RECORD SET:
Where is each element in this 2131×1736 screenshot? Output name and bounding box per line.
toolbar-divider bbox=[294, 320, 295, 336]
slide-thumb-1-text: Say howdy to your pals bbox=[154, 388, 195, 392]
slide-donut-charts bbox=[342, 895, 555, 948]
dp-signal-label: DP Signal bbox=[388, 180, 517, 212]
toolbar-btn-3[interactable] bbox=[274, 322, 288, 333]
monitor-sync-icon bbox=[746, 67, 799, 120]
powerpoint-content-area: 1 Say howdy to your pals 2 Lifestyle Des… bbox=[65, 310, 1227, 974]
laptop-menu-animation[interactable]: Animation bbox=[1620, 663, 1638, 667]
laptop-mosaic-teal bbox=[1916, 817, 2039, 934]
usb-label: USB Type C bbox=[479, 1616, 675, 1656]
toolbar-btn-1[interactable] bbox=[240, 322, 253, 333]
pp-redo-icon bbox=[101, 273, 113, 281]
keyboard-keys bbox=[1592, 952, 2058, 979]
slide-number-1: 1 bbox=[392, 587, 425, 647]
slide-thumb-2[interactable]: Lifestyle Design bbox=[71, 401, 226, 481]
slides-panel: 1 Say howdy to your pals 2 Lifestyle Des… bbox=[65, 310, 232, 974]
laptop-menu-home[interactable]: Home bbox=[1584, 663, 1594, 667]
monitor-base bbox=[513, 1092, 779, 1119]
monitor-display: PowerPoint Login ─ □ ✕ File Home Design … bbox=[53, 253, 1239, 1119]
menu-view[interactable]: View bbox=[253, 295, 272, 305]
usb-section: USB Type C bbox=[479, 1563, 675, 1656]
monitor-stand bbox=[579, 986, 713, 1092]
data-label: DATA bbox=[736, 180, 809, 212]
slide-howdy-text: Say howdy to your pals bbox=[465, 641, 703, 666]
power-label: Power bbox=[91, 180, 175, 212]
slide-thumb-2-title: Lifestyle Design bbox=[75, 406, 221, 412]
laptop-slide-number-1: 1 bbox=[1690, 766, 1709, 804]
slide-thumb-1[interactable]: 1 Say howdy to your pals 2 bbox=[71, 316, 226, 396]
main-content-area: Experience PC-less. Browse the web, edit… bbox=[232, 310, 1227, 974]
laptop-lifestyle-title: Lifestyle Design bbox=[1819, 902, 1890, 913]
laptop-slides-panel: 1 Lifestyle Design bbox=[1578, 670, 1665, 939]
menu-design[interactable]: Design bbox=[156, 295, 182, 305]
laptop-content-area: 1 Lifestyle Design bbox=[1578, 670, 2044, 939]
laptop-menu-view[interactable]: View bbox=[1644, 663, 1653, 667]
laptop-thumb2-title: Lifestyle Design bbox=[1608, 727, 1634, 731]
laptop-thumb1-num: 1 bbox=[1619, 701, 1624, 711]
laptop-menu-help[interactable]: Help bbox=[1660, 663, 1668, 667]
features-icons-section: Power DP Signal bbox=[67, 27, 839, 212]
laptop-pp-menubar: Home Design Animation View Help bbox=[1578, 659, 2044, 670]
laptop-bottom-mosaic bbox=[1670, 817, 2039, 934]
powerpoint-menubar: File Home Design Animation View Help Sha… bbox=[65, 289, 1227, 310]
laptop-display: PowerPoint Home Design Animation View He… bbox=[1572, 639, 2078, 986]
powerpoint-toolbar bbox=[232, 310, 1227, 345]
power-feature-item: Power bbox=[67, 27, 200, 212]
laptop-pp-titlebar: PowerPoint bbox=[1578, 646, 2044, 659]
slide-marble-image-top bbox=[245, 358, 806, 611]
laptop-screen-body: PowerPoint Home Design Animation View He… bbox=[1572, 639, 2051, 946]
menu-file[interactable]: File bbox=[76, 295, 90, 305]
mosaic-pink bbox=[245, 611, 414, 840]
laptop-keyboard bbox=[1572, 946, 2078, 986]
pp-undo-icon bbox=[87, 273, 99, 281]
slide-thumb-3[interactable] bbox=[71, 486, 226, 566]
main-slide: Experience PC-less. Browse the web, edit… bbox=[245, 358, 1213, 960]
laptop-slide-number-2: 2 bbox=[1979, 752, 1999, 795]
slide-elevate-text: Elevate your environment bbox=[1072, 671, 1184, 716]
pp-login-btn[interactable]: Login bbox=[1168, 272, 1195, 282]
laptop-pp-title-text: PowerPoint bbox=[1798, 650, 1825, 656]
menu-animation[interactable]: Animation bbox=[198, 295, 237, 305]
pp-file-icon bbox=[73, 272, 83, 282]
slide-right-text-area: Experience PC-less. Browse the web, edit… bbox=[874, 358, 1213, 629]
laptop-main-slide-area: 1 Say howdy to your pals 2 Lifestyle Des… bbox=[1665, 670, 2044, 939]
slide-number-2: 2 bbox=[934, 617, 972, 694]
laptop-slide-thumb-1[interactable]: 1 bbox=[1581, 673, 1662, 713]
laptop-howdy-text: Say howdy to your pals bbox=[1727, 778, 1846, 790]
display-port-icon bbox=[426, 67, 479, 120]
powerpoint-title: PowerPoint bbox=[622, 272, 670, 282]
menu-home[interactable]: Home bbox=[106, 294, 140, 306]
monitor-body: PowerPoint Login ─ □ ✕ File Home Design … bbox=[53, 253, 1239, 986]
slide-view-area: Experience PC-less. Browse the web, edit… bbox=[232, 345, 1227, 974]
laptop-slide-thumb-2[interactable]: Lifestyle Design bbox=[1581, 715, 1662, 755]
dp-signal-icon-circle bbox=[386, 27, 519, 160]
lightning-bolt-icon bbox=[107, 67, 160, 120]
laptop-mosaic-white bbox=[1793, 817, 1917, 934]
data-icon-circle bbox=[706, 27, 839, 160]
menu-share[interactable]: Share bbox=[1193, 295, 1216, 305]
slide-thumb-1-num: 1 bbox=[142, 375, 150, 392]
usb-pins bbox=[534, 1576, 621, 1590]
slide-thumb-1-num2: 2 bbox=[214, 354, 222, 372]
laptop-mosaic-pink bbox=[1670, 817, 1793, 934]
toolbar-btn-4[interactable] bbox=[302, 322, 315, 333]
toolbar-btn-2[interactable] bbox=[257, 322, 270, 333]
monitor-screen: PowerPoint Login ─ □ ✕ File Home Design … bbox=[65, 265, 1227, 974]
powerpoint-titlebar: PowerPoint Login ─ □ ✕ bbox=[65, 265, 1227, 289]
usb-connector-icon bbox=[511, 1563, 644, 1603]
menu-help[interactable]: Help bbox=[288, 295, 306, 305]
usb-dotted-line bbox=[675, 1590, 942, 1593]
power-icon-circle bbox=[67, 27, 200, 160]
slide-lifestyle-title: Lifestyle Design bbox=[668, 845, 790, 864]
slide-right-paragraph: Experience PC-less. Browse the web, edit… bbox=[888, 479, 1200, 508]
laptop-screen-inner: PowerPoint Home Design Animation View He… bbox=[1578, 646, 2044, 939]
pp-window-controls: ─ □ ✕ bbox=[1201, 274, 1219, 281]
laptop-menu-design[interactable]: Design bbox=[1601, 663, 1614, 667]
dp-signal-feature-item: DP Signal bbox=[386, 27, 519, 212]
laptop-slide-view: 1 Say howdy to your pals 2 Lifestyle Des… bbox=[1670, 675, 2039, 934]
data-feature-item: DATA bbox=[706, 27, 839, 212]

WHAT THE EXERCISE ASKS: Copy out the entries word for word, from the very first line through the line that contains "slide-thumb-1[interactable]: 1 Say", including that final line.

SOLUTION TO THIS EXERCISE:
Where is each element in this 2131×1736 screenshot? Output name and bounding box per line.
toolbar-divider bbox=[294, 320, 295, 336]
slide-thumb-1-text: Say howdy to your pals bbox=[154, 388, 195, 392]
slide-donut-charts bbox=[342, 895, 555, 948]
dp-signal-label: DP Signal bbox=[388, 180, 517, 212]
toolbar-btn-3[interactable] bbox=[274, 322, 288, 333]
monitor-sync-icon bbox=[746, 67, 799, 120]
powerpoint-content-area: 1 Say howdy to your pals 2 Lifestyle Des… bbox=[65, 310, 1227, 974]
laptop-menu-animation[interactable]: Animation bbox=[1620, 663, 1638, 667]
laptop-mosaic-teal bbox=[1916, 817, 2039, 934]
usb-label: USB Type C bbox=[479, 1616, 675, 1656]
toolbar-btn-1[interactable] bbox=[240, 322, 253, 333]
pp-redo-icon bbox=[101, 273, 113, 281]
keyboard-keys bbox=[1592, 952, 2058, 979]
slide-number-1: 1 bbox=[392, 587, 425, 647]
slide-thumb-2[interactable]: Lifestyle Design bbox=[71, 401, 226, 481]
slides-panel: 1 Say howdy to your pals 2 Lifestyle Des… bbox=[65, 310, 232, 974]
laptop-menu-home[interactable]: Home bbox=[1584, 663, 1594, 667]
monitor-base bbox=[513, 1092, 779, 1119]
monitor-display: PowerPoint Login ─ □ ✕ File Home Design … bbox=[53, 253, 1239, 1119]
menu-view[interactable]: View bbox=[253, 295, 272, 305]
usb-section: USB Type C bbox=[479, 1563, 675, 1656]
monitor-stand bbox=[579, 986, 713, 1092]
data-label: DATA bbox=[736, 180, 809, 212]
slide-howdy-text: Say howdy to your pals bbox=[465, 641, 703, 666]
power-label: Power bbox=[91, 180, 175, 212]
slide-thumb-2-title: Lifestyle Design bbox=[75, 406, 221, 412]
laptop-slide-number-1: 1 bbox=[1690, 766, 1709, 804]
slide-thumb-1[interactable]: 1 Say howdy to your pals 2 bbox=[71, 316, 226, 396]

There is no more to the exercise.